─── Dataset extract ───

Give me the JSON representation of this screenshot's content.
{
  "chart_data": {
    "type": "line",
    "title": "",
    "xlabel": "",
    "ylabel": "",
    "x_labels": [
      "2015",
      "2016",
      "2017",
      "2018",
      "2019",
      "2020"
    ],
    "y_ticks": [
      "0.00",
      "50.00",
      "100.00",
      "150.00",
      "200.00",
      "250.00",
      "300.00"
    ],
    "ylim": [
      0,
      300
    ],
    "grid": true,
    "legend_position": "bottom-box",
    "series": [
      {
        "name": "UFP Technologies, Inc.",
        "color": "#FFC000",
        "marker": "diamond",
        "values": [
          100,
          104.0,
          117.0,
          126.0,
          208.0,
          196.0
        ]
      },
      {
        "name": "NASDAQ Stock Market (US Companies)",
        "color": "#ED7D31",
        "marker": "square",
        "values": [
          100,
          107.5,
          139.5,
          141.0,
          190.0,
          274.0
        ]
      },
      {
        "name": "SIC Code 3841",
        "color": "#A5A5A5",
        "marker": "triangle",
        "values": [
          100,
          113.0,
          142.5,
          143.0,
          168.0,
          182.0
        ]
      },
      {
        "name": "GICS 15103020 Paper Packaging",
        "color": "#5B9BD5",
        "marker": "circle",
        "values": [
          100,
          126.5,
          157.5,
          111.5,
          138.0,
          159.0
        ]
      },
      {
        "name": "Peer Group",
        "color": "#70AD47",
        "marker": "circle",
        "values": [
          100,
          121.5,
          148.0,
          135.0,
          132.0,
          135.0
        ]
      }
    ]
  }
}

───

▸ Task brief: Write every line of the material above again, exactly.

▸ Output for this task:
Give me the JSON representation of this screenshot's content.
{
  "chart_data": {
    "type": "line",
    "title": "",
    "xlabel": "",
    "ylabel": "",
    "x_labels": [
      "2015",
      "2016",
      "2017",
      "2018",
      "2019",
      "2020"
    ],
    "y_ticks": [
      "0.00",
      "50.00",
      "100.00",
      "150.00",
      "200.00",
      "250.00",
      "300.00"
    ],
    "ylim": [
      0,
      300
    ],
    "grid": true,
    "legend_position": "bottom-box",
    "series": [
      {
        "name": "UFP Technologies, Inc.",
        "color": "#FFC000",
        "marker": "diamond",
        "values": [
          100,
          104.0,
          117.0,
          126.0,
          208.0,
          196.0
        ]
      },
      {
        "name": "NASDAQ Stock Market (US Companies)",
        "color": "#ED7D31",
        "marker": "square",
        "values": [
          100,
          107.5,
          139.5,
          141.0,
          190.0,
          274.0
        ]
      },
      {
        "name": "SIC Code 3841",
        "color": "#A5A5A5",
        "marker": "triangle",
        "values": [
          100,
          113.0,
          142.5,
          143.0,
          168.0,
          182.0
        ]
      },
      {
        "name": "GICS 15103020 Paper Packaging",
        "color": "#5B9BD5",
        "marker": "circle",
        "values": [
          100,
          126.5,
          157.5,
          111.5,
          138.0,
          159.0
        ]
      },
      {
        "name": "Peer Group",
        "color": "#70AD47",
        "marker": "circle",
        "values": [
          100,
          121.5,
          148.0,
          135.0,
          132.0,
          135.0
        ]
      }
    ]
  }
}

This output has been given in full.